■ TEXT PROVIDED:
____________________

Again, since I had proven my coolness, I was invited to come along to Tiffany’s ultra-cool friend’s house. Jessica did pageants, but she had the kind of sense of humor that made you think she was doing them ironically, like a joke that only she was in on. She was tall, her hair was always pretty, and she had an endless supply of Roxy t-shirts that I silently coveted. I studied them and all the hair products I had no idea existed strewn across her room, as we cozied up on a floor pallet with snacks.
Flags were quickly raised that this was not a movie about cheerleading, but there were pom-poms, so I kept my mouth shut. Just to see. I could be wrong. Nobody else had said anything yet, and in my angst, I quietly hoped they’d want to watch the whole thing.
We did end up watching the whole thing, mostly because up until the end of the movie, I think we were all still expecting that it would eventually work out to be the farce on cheerleading that we rented. After all, I might not have been the cinema hound I am today, but I knew about parody and the low-budget looks of the box were on par with a poster for a Leslie Nielsen movie.
The longer I waited for the movie to be more relatable for my cousin the cheerleader, the more it struck me that this movie was a kind I had never seen before. I had seen Rocky Horror Picture Show a million times with my mom, but that was blatant, flagrant queerness. This movie was speaking some new language, and even though I was missing a few words, it was a language made for me. The entire duration of the film evoked that weird feeling that was a bit like watching a sex scene with your parents, and we passed through the real moments that made us feel awkward by acknowledging the other movies we had seen these actors in.
“Holy shit, it’s Rufio! What’s that guy been up to?!”

____________________

■ YOUR GOAL:
Answer these from the movie-night text:
1. What activity did Jessica take part in?
2. Which movie had the narrator watched many times with their mom?
3. Which character's name does someone shout out upon recognizing an actor?

____________________

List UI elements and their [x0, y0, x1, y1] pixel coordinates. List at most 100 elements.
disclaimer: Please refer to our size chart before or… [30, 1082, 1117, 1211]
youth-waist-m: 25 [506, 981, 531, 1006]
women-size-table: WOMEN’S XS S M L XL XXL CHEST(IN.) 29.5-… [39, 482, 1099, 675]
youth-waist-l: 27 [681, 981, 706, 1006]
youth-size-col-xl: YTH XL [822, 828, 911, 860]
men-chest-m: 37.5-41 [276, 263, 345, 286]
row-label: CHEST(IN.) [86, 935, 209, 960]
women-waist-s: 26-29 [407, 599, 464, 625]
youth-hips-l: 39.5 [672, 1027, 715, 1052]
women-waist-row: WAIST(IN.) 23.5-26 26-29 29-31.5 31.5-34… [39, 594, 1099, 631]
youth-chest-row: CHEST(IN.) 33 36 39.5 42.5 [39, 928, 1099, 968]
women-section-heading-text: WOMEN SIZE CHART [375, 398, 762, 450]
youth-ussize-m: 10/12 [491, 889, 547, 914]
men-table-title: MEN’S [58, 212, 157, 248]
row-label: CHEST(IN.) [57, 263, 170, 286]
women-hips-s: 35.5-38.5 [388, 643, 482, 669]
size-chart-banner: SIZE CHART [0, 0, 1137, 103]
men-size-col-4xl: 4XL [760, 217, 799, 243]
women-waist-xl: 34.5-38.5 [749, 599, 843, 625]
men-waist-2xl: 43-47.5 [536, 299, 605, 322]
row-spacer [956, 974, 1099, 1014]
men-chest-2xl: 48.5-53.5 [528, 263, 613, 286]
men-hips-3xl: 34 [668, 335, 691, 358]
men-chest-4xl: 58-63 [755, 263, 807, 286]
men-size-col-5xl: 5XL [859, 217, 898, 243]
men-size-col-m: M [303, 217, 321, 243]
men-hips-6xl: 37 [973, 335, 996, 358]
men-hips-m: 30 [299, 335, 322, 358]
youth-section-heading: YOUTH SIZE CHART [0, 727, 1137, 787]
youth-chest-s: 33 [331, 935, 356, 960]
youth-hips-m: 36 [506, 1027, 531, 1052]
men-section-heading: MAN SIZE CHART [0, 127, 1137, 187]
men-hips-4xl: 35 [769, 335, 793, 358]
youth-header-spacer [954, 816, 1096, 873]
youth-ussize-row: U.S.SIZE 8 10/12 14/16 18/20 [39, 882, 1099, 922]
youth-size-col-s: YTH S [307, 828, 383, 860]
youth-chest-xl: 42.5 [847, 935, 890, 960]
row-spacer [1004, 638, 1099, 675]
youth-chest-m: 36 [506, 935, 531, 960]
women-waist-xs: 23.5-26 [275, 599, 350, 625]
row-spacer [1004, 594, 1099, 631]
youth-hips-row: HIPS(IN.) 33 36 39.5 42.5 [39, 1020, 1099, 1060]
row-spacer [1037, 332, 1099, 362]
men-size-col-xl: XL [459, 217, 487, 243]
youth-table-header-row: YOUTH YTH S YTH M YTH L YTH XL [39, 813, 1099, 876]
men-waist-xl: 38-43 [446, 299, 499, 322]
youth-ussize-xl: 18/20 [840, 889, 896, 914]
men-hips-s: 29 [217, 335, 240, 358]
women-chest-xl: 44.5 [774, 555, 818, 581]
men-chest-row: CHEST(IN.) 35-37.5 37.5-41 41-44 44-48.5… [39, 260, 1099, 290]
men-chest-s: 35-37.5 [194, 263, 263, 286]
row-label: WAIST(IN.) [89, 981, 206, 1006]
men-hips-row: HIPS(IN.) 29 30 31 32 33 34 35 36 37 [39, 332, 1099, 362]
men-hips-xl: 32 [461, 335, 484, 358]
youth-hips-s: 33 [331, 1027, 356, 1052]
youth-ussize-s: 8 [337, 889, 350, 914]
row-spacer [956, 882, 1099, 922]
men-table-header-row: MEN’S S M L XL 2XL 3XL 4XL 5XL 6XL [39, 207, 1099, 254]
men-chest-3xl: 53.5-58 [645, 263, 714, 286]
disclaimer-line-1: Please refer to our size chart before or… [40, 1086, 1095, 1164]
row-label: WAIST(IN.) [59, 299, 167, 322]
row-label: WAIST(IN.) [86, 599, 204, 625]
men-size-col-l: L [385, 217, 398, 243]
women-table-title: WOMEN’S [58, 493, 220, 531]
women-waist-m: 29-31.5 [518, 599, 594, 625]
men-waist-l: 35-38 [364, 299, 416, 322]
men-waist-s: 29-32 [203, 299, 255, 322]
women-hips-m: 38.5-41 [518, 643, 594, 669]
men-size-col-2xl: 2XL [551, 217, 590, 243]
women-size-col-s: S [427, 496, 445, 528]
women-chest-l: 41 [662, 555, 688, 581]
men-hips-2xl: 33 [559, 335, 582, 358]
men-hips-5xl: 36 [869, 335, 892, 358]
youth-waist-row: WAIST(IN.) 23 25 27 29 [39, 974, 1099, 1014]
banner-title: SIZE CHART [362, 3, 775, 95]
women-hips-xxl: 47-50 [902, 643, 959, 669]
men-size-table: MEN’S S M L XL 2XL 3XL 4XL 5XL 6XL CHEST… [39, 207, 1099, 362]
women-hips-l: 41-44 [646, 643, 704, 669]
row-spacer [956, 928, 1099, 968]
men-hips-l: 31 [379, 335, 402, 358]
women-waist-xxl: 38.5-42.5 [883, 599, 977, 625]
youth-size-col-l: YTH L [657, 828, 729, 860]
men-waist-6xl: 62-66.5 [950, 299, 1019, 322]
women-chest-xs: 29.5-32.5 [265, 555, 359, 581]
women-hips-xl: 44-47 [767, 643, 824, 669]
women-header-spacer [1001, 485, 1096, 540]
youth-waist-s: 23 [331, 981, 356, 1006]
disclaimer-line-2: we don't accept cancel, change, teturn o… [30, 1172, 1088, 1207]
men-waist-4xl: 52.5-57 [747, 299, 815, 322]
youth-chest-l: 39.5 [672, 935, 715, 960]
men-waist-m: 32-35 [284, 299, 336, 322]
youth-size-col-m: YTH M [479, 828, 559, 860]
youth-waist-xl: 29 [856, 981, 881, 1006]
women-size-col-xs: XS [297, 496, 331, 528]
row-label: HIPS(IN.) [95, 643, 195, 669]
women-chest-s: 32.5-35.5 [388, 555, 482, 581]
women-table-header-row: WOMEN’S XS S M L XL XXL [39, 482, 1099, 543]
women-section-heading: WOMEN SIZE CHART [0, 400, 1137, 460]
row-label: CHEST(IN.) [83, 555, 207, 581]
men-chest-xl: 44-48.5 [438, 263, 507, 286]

____________________

■ EXPECTED ANSWER:
1. Pageants
2. Rocky Horror Picture Show
3. Rufio